TEXTO FORNECIDO:
☆ ☆ ☆ ☆ ☆ ☆ ☆

Dívida dos Estados Unidos supera 100% do PIB, revelando vulnerabilidades da principal economia global

A dívida pública dos Estados Unidos ultrapassou o valor total da economia do país, levantando questões sobre a viabilidade fiscal de Washington.

Conforme dados reportados, o montante da dívida alcançou a marca de US$ 31,27 trilhões, enquanto o Produto Interno Bruto (PIB) registrado nos últimos 12 meses foi de US$ 31,22 trilhões. Isso significa que a dívida representa 100,2% do PIB nacional.

Esse indicador é significativo pois revela que a maior economia do mundo deve mais aos credores do que gera em um ano. Essa situação vai além de simples contabilidade fiscal; é um indicativo de pressão sobre as taxas de juros, o orçamento federal, a moeda e a posição geopolítica dos EUA.

O Departamento do Tesouro dos EUA divulga diariamente os números relativos à dívida federal. No último registro disponível na plataforma “Debt to the Penny”, a dívida pública estava acima de US$ 31,27 trilhões, enquanto o total da dívida federal, englobando obrigações internas do governo, superava os US$ 38,9 trilhões.

O Bureau of Economic Analysis revelou que a economia americana apresentou um crescimento real anualizado de 2% no primeiro trimestre de 2026. Embora esse crescimento mostre que a economia continua avançando, não é suficiente para aliviar as pressões relacionadas à dívida.

A análise histórica agrava ainda mais essa realidade. O Escritório de Orçamento do Congresso (CBO) prevê que a dívida pública deve aumentar de 101% do PIB em 2026 para 120% em 2036. O recorde anterior foi de 106%, registrado em 1946, logo após a Segunda Guerra Mundial.

A diferença entre os contextos é tanto política quanto econômica. Na década de 1940, o aumento da dívida estava associado ao esforço bélico e foi seguido por um período prolongado de crescimento industrial. Atualmente, o crescimento da dívida é resultado de déficits contínuos, taxas de juros elevadas e aumento dos gastos obrigatórios.

☆ ☆ ☆ ☆ ☆ ☆ ☆

MATERIAL DISPONÍVEL:
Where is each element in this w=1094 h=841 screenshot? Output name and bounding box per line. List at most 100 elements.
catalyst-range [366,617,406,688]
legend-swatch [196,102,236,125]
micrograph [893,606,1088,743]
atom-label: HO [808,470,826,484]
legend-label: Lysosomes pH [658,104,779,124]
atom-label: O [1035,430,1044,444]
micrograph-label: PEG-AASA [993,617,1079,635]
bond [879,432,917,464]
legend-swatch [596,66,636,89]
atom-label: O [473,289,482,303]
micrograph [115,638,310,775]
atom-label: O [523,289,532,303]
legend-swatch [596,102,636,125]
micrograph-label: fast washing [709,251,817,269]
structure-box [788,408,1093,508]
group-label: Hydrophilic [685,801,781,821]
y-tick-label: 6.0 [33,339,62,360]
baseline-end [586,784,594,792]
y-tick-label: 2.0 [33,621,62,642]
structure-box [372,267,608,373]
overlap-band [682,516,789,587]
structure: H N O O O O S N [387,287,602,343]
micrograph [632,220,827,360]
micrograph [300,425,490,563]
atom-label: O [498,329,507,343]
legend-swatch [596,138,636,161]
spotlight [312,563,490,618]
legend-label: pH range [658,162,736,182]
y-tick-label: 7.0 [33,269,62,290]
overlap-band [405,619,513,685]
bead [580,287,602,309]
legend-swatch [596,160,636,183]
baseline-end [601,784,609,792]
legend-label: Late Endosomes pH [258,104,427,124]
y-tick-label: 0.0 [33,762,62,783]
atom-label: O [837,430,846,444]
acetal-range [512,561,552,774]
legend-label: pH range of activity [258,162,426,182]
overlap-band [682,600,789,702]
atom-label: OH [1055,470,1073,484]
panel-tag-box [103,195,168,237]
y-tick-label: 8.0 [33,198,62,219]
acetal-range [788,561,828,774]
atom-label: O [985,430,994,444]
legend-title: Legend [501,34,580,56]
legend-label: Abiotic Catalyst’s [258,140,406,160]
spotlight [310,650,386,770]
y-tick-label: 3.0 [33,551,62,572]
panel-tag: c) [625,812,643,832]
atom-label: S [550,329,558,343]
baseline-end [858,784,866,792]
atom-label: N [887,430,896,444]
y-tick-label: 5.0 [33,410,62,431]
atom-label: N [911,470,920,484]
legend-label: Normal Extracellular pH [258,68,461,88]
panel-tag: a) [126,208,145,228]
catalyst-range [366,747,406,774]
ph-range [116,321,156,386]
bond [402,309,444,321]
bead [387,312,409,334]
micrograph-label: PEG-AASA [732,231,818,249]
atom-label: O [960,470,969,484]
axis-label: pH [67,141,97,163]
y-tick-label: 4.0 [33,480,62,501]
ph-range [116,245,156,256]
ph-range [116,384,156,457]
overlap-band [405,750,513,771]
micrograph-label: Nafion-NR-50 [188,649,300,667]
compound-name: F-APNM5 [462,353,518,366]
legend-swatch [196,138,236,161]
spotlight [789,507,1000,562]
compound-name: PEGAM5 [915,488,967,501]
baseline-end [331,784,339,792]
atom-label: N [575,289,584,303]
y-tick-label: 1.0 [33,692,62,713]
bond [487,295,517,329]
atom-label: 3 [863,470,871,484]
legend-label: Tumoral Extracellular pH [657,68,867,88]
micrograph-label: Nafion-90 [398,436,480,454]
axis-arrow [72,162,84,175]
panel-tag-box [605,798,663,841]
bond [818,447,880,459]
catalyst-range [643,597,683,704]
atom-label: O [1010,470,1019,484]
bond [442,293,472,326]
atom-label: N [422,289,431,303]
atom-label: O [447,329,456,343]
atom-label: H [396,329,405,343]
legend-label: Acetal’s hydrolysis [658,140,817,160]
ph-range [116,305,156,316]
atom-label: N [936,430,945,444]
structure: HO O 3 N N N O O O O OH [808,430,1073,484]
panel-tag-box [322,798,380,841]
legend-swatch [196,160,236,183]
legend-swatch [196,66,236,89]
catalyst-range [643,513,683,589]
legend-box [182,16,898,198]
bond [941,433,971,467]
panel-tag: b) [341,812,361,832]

☆ ☆ ☆ ☆ ☆ ☆ ☆

TAREFAS A REALIZAR:
• a. Relacione todos os aspectos sobre os quais, conforme o texto sobre a dívida dos Estados Unidos, o indicador da dívida superior ao PIB sinaliza pressão.
• b. Segundo o texto sobre a dívida dos Estados Unidos, qual foi o recorde anterior da dívida pública em relação ao PIB e em que ano foi registrado?
• c. Dê prosseguimento ao texto sobre a dívida dos Estados Unidos a partir do ponto em que ele termina.

EXERCÍCIOS RESOLVIDOS:
• a.
- As taxas de juros
- O orçamento federal
- A moeda
- A posição geopolítica dos EUA

• b. O recorde anterior foi de 106% do PIB, registrado em 1946.

• c.
O CBO também estima um déficit federal para 2026 na ordem de US$ 1,9 trilhão, representando cerca de 5,8% do PIB. As despesas devem totalizar US$ 7,4 trilhões (23,3% do PIB), enquanto as receitas estão projetadas em US$ 5,6 trilhões (17,5% do PIB).

Esse descompasso financeiro restringe as opções do governo americano. Quanto mais ele necessita refinanciar sua dívida, maior será a competição por recursos no mercado financeiro. Essa dinâmica pode elevar as taxas de juros globais e encarecer o crédito para países emergentes.

No Brasil, essa questão tem relevância direta. A dívida dos EUA impacta o custo do dólar, os fluxos financeiros internacionais e os preços das commodities, além das políticas monetárias em nações que dependem de financiamento externo ou comércio internacional atrelado ao dólar.

A dimensão geopolítica também é importante. A capacidade dos EUA de emitir a principal moeda reserva global ainda lhes confere uma vantagem única; no entanto, uma dívida crescente pode intensificar discussões sobre alternativas ao dólar entre países como China e Rússia e entre nações do BRICS que buscam reduzir suas vulnerabilidades financeiras.

É evidente que uma potência que sustenta parte significativa da ordem econômica global carrega uma dívida maior que sua produção anual. Para o Brasil, observar esse fenômeno se torna fundamental para garantir sua soberania econômica e procurar uma inserção internacional menos dependente das decisões fiscais tomadas em Washington.